Extrait du document
::::

Jérôme de Stridon
Père et
Docteur de l’Église, Saint
v 345-419
Catéchèse de Benoît XVI
Chers frères et sœurs !
Nous porterons
aujourd'hui notre attention sur saint Jérôme, un Père de l'Église
qui a placé la Bible au centre de sa vie : il l'a
traduite
en langue latine, il l'a commentée dans ses œuvres, et il s'est
surtout engagé à la vivre concrètement au cours de sa longue
existence terrestre, malgré le célèbre caractère difficile et
fougueux qu'il avait reçu de la nature...
Jérôme naquit à Stridon
vers 347 dans une famille chrétienne, qui lui assura une formation
soignée, l'envoyant également à Rome pour perfectionner ses études.
Dès sa jeunesse, il ressentit l'attrait de la vie dans le monde (cf.
Ep 22, 7), mais en lui prévalut le désir et l'intérêt pour la
religion chrétienne. Après avoir reçu le Baptême vers 366, il
s'orienta vers la vie ascétique et, s'étant rendu à Aquilée, il
s'inséra dans un groupe de fervents chrétiens, qu'il définit comme
un « chœur de bienheureux » (Chron. ad ann. 374) réuni autour de
l'évêque Valérien. Il partit ensuite pour l'Orient et vécut en
ermite dans le désert de Calcide, au sud d'Alep (cf. Ep 14, 10), se
consacrant sérieusement aux études. Il perfectionna sa connaissance
du grec, commença l'étude de l'hébreu (cf. Ep 125, 12), transcrivit
des codex et des œuvres patristiques (cf. Ep 5, 2). La méditation,
la solitude, le contact avec la Parole de Dieu firent mûrir sa
sensibilité chrétienne. Il sentit de manière plus aiguë le poids de
ses expériences de jeunesse (cf. Ep 22, 7), et il ressentit vivement
l'opposition entre la mentalité païenne et la vie chrétienne : une
opposition rendue célèbre par la « vision » dramatique et vivante
dont il nous a laissé le récit. Dans celle-ci, il lui sembla être
flagellé devant Dieu, car « cicéronien et non chrétien » (Ep 22,
30).
En 382, il se transféra
à Rome : là, le pape Damase, connaissant sa réputation d'ascète et
sa compétence d'érudit, l'engagea comme secrétaire et conseiller ;
il l'encouragea à entreprendre une nouvelle traduction latine des
textes bibliques pour des raisons pastorales et culturelles.
Quelques personnes de l'aristocratie romaine, en particulier des
nobles dames comme Paola, Marcella, Asella, Lea et d'autres,
souhaitant s'engager sur la voie de la perfection chrétienne et
approfondir leur connaissance de la Parole de Dieu, le choisirent
comme guide spirituel et maître dans l'approche méthodique des
textes sacrés. Ces nobles dames apprirent également le grec et
l'hébreu.

::::

Retapez mot pour mot le passage du texte sur saint Jérôme compris entre "Jérôme naquit à" et "le monde (cf.", ces deux extrémités incluses.

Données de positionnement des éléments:

::::

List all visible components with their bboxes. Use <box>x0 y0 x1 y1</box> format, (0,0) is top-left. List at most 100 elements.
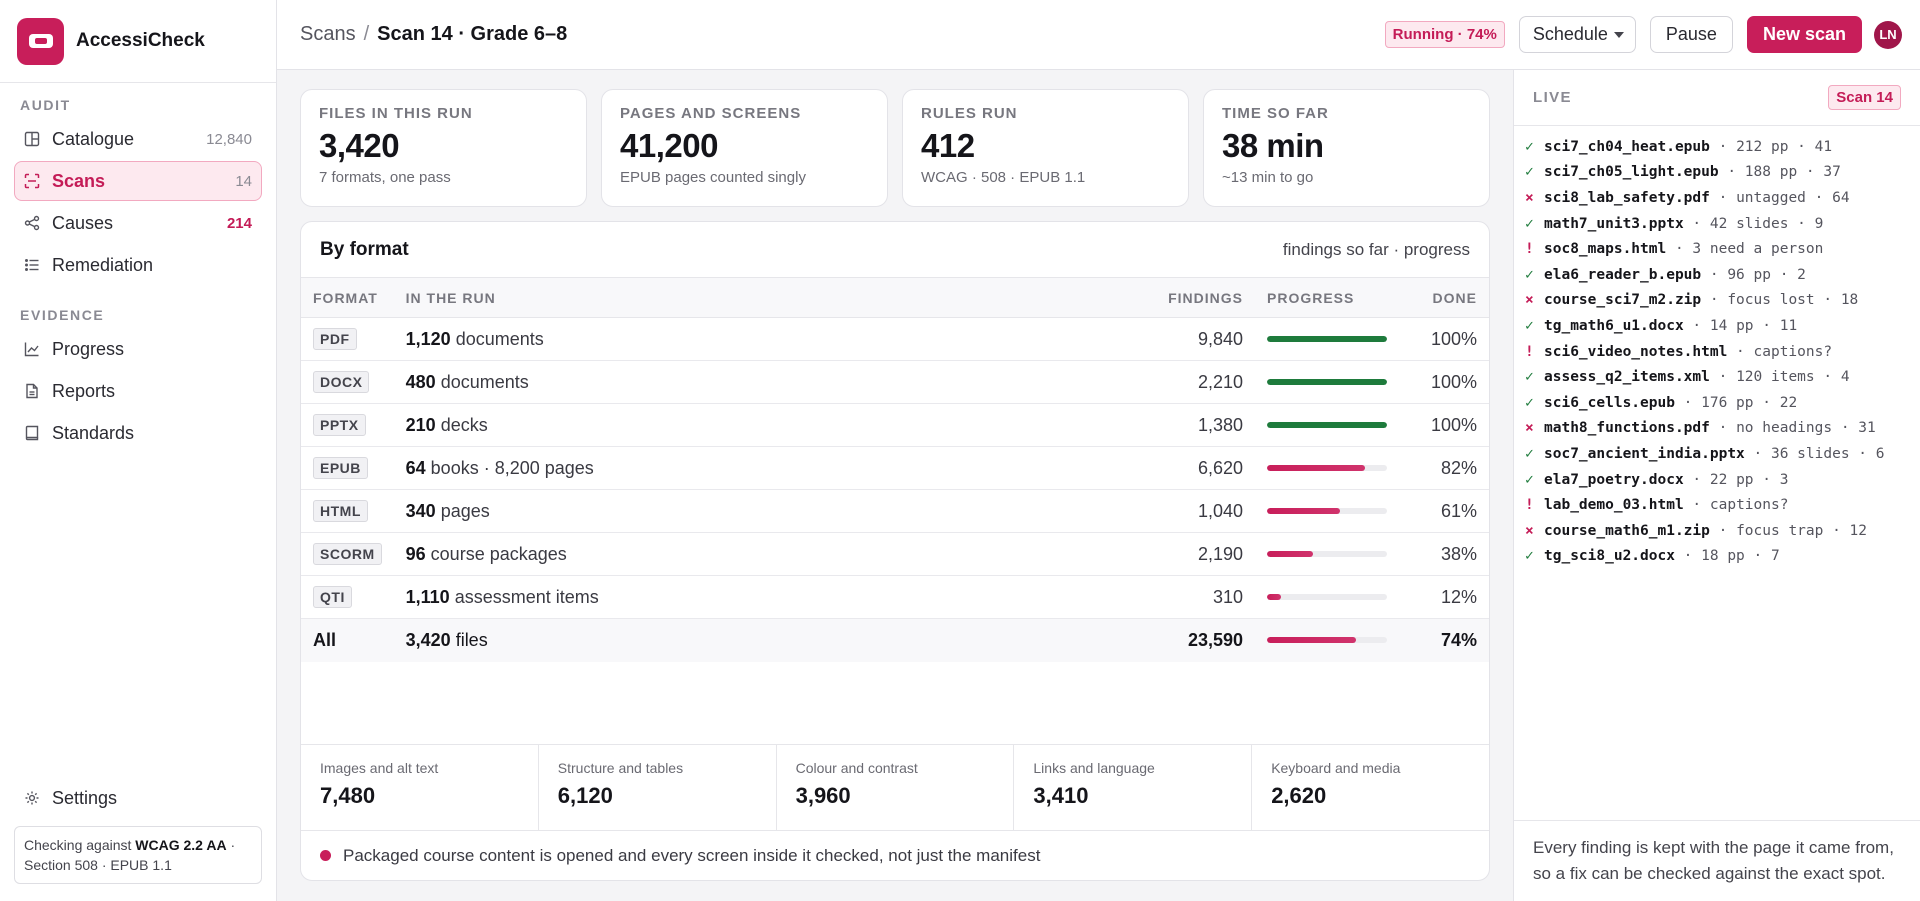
list-item[interactable]: × course_math6_m1.zip · focus trap · 12 <box>1525 518 1920 544</box>
list-item[interactable]: ! sci6_video_notes.html · captions? <box>1525 339 1920 365</box>
format-tag: HTML <box>313 500 368 522</box>
findings-cell: 9,840 <box>1145 317 1255 361</box>
progress-cell <box>1255 317 1399 361</box>
standards-note-primary: WCAG 2.2 AA <box>135 837 227 853</box>
format-tag: SCORM <box>313 543 382 565</box>
column-header-format[interactable]: FORMAT <box>301 277 394 318</box>
sidebar-item-label: Reports <box>52 380 116 401</box>
sidebar-item-causes[interactable]: Causes 214 <box>14 203 262 243</box>
format-tag: PDF <box>313 328 357 350</box>
file-name: course_math6_m1.zip <box>1544 522 1710 539</box>
list-item[interactable]: ✓ sci7_ch05_light.epub · 188 pp · 37 <box>1525 160 1920 186</box>
book-icon <box>24 425 40 441</box>
category-structure[interactable]: Structure and tables 6,120 <box>539 745 777 830</box>
category-links[interactable]: Links and language 3,410 <box>1014 745 1253 830</box>
by-format-title: By format <box>320 238 409 260</box>
sidebar-item-scans[interactable]: Scans 14 <box>14 161 262 201</box>
list-item[interactable]: ✓ sci7_ch04_heat.epub · 212 pp · 41 <box>1525 134 1920 160</box>
category-value: 2,620 <box>1271 783 1327 808</box>
scan-badge: Scan 14 <box>1828 85 1901 110</box>
avatar[interactable]: LN <box>1874 20 1902 49</box>
list-item[interactable]: ✓ tg_math6_u1.docx · 14 pp · 11 <box>1525 313 1920 339</box>
sidebar: AccessiCheck AUDIT Catalogue 12,840 Scan… <box>0 0 277 901</box>
pause-button[interactable]: Pause <box>1649 16 1733 53</box>
findings-cell: 23,590 <box>1145 618 1255 662</box>
by-format-hint: findings so far · progress <box>1282 239 1470 259</box>
category-label: Keyboard and media <box>1271 760 1401 776</box>
format-cell: SCORM <box>301 532 394 576</box>
page-title: Scan 14 · Grade 6–8 <box>377 23 568 45</box>
list-item[interactable]: ✓ math7_unit3.pptx · 42 slides · 9 <box>1525 211 1920 237</box>
file-unit: decks <box>440 414 488 435</box>
column-header-findings[interactable]: FINDINGS <box>1145 277 1255 318</box>
table-row[interactable]: HTML 340 pages 1,040 61% <box>301 489 1489 533</box>
sidebar-item-reports[interactable]: Reports <box>14 371 262 411</box>
breadcrumb-scans-link[interactable]: Scans <box>300 23 356 45</box>
status-fail-icon: × <box>1525 292 1534 309</box>
column-header-progress[interactable]: PROGRESS <box>1255 277 1399 318</box>
file-detail: · focus lost · 18 <box>1701 292 1859 309</box>
file-detail: · 176 pp · 22 <box>1674 394 1798 411</box>
stat-value: 412 <box>921 127 975 164</box>
format-cell: QTI <box>301 575 394 619</box>
progress-fill <box>1267 508 1341 514</box>
sidebar-item-progress[interactable]: Progress <box>14 329 262 369</box>
column-header-done[interactable]: DONE <box>1399 277 1489 318</box>
file-detail: · no headings · 31 <box>1709 420 1876 437</box>
in-run-cell: 210 decks <box>393 403 1145 447</box>
category-keyboard[interactable]: Keyboard and media 2,620 <box>1252 745 1489 830</box>
packaged-content-note: Packaged course content is opened and ev… <box>301 830 1489 880</box>
list-item[interactable]: × course_sci7_m2.zip · focus lost · 18 <box>1525 288 1920 314</box>
list-item[interactable]: ✓ soc7_ancient_india.pptx · 36 slides · 6 <box>1525 441 1920 467</box>
list-item[interactable]: ✓ ela7_poetry.docx · 22 pp · 3 <box>1525 467 1920 493</box>
list-item[interactable]: ✓ tg_sci8_u2.docx · 18 pp · 7 <box>1525 544 1920 570</box>
table-row[interactable]: PDF 1,120 documents 9,840 100% <box>301 317 1489 361</box>
file-detail: · 36 slides · 6 <box>1744 445 1885 462</box>
status-ok-icon: ✓ <box>1525 164 1534 181</box>
table-row[interactable]: EPUB 64 books · 8,200 pages 6,620 82% <box>301 446 1489 490</box>
category-colour[interactable]: Colour and contrast 3,960 <box>777 745 1015 830</box>
schedule-dropdown[interactable]: Schedule <box>1518 16 1636 53</box>
file-name: tg_sci8_u2.docx <box>1544 548 1675 565</box>
table-row[interactable]: PPTX 210 decks 1,380 100% <box>301 403 1489 447</box>
file-unit: pages <box>440 500 490 521</box>
sidebar-item-settings[interactable]: Settings <box>14 778 262 818</box>
list-icon <box>24 257 40 273</box>
list-item[interactable]: ✓ sci6_cells.epub · 176 pp · 22 <box>1525 390 1920 416</box>
chart-icon <box>24 341 40 357</box>
in-run-cell: 1,110 assessment items <box>393 575 1145 619</box>
sidebar-item-remediation[interactable]: Remediation <box>14 245 262 285</box>
standards-note-prefix: Checking against <box>24 837 136 853</box>
list-item[interactable]: × math8_functions.pdf · no headings · 31 <box>1525 416 1920 442</box>
table-row[interactable]: SCORM 96 course packages 2,190 38% <box>301 532 1489 576</box>
progress-cell <box>1255 575 1399 619</box>
file-name: sci6_video_notes.html <box>1544 343 1728 360</box>
brand[interactable]: AccessiCheck <box>0 0 276 83</box>
list-item[interactable]: × sci8_lab_safety.pdf · untagged · 64 <box>1525 185 1920 211</box>
nav-section-evidence: EVIDENCE <box>20 307 105 323</box>
file-detail: · untagged · 64 <box>1709 189 1850 206</box>
table-row[interactable]: QTI 1,110 assessment items 310 12% <box>301 575 1489 619</box>
status-warn-icon: ! <box>1525 241 1534 258</box>
category-images[interactable]: Images and alt text 7,480 <box>301 745 539 830</box>
file-unit: course packages <box>430 543 567 564</box>
new-scan-button[interactable]: New scan <box>1746 16 1862 53</box>
sidebar-footer: Settings Checking against WCAG 2.2 AA · … <box>0 776 276 901</box>
format-tag: DOCX <box>313 371 370 393</box>
file-name: ela7_poetry.docx <box>1544 471 1684 488</box>
list-item[interactable]: ✓ assess_q2_items.xml · 120 items · 4 <box>1525 364 1920 390</box>
table-row[interactable]: DOCX 480 documents 2,210 100% <box>301 360 1489 404</box>
list-item[interactable]: ! lab_demo_03.html · captions? <box>1525 492 1920 518</box>
chevron-down-icon <box>1613 31 1624 38</box>
file-detail: · 42 slides · 9 <box>1683 215 1824 232</box>
stat-cards: FILES IN THIS RUN 3,420 7 formats, one p… <box>300 89 1490 207</box>
list-item[interactable]: ! soc8_maps.html · 3 need a person <box>1525 236 1920 262</box>
file-name: math7_unit3.pptx <box>1544 215 1684 232</box>
list-item[interactable]: ✓ ela6_reader_b.epub · 96 pp · 2 <box>1525 262 1920 288</box>
column-header-in-run[interactable]: IN THE RUN <box>393 277 1145 318</box>
sidebar-item-count: 214 <box>226 214 252 232</box>
category-value: 7,480 <box>320 783 376 808</box>
status-fail-icon: × <box>1525 420 1534 437</box>
sidebar-item-catalogue[interactable]: Catalogue 12,840 <box>14 119 262 159</box>
sidebar-item-standards[interactable]: Standards <box>14 413 262 453</box>
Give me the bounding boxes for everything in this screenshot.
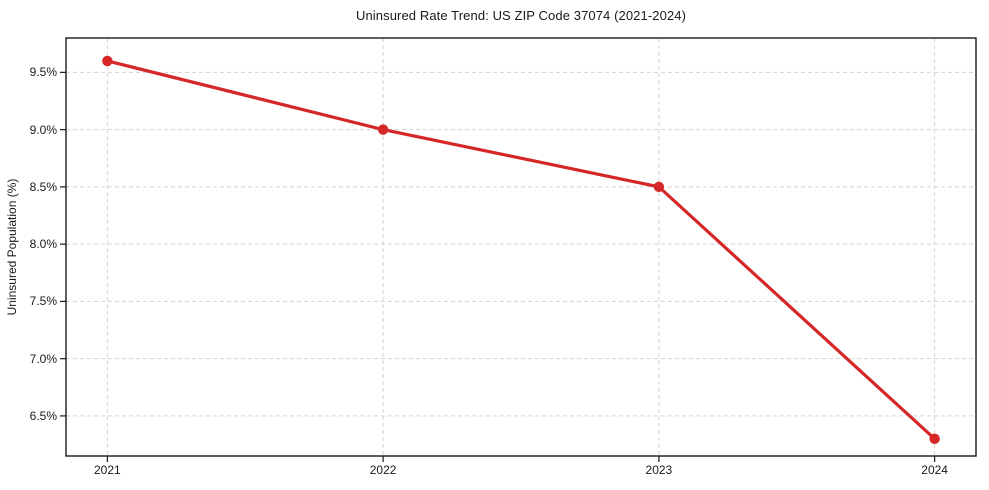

::::

Réponse
Jérôme naquit à Stridon
vers 347 dans une famille chrétienne, qui lui assura une formation
soignée, l'envoyant également à Rome pour perfectionner ses études.
Dès sa jeunesse, il ressentit l'attrait de la vie dans le monde (cf.